→ **YOUR INSTRUCTIONS**
Transcribe all the records with complete accuracy.

→ **DATA FOR PROCESSING**

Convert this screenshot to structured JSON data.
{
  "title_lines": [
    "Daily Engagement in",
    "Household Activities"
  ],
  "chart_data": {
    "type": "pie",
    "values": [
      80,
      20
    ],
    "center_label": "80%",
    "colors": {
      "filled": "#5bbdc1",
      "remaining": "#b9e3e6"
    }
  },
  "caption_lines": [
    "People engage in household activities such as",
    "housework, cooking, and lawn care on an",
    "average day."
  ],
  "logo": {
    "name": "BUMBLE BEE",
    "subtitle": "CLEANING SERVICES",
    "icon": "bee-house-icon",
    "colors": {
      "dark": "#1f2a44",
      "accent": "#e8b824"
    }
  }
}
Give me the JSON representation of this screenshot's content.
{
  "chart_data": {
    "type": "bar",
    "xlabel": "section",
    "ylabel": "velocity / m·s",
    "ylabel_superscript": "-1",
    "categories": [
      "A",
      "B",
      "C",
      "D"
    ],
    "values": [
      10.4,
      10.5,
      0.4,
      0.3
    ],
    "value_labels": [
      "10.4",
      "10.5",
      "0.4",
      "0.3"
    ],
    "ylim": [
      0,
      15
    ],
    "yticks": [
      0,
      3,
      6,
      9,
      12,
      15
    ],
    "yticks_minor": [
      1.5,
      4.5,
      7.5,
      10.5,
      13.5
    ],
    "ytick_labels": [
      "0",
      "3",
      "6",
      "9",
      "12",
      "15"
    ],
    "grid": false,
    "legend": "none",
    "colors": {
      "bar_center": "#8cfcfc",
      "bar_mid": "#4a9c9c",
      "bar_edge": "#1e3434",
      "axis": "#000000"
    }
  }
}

→ **ANSWER**
Convert this screenshot to structured JSON data.
{
  "title_lines": [
    "Daily Engagement in",
    "Household Activities"
  ],
  "chart_data": {
    "type": "pie",
    "values": [
      80,
      20
    ],
    "center_label": "80%",
    "colors": {
      "filled": "#5bbdc1",
      "remaining": "#b9e3e6"
    }
  },
  "caption_lines": [
    "People engage in household activities such as",
    "housework, cooking, and lawn care on an",
    "average day."
  ],
  "logo": {
    "name": "BUMBLE BEE",
    "subtitle": "CLEANING SERVICES",
    "icon": "bee-house-icon",
    "colors": {
      "dark": "#1f2a44",
      "accent": "#e8b824"
    }
  }
}
Give me the JSON representation of this screenshot's content.
{
  "chart_data": {
    "type": "bar",
    "xlabel": "section",
    "ylabel": "velocity / m·s",
    "ylabel_superscript": "-1",
    "categories": [
      "A",
      "B",
      "C",
      "D"
    ],
    "values": [
      10.4,
      10.5,
      0.4,
      0.3
    ],
    "value_labels": [
      "10.4",
      "10.5",
      "0.4",
      "0.3"
    ],
    "ylim": [
      0,
      15
    ],
    "yticks": [
      0,
      3,
      6,
      9,
      12,
      15
    ],
    "yticks_minor": [
      1.5,
      4.5,
      7.5,
      10.5,
      13.5
    ],
    "ytick_labels": [
      "0",
      "3",
      "6",
      "9",
      "12",
      "15"
    ],
    "grid": false,
    "legend": "none",
    "colors": {
      "bar_center": "#8cfcfc",
      "bar_mid": "#4a9c9c",
      "bar_edge": "#1e3434",
      "axis": "#000000"
    }
  }
}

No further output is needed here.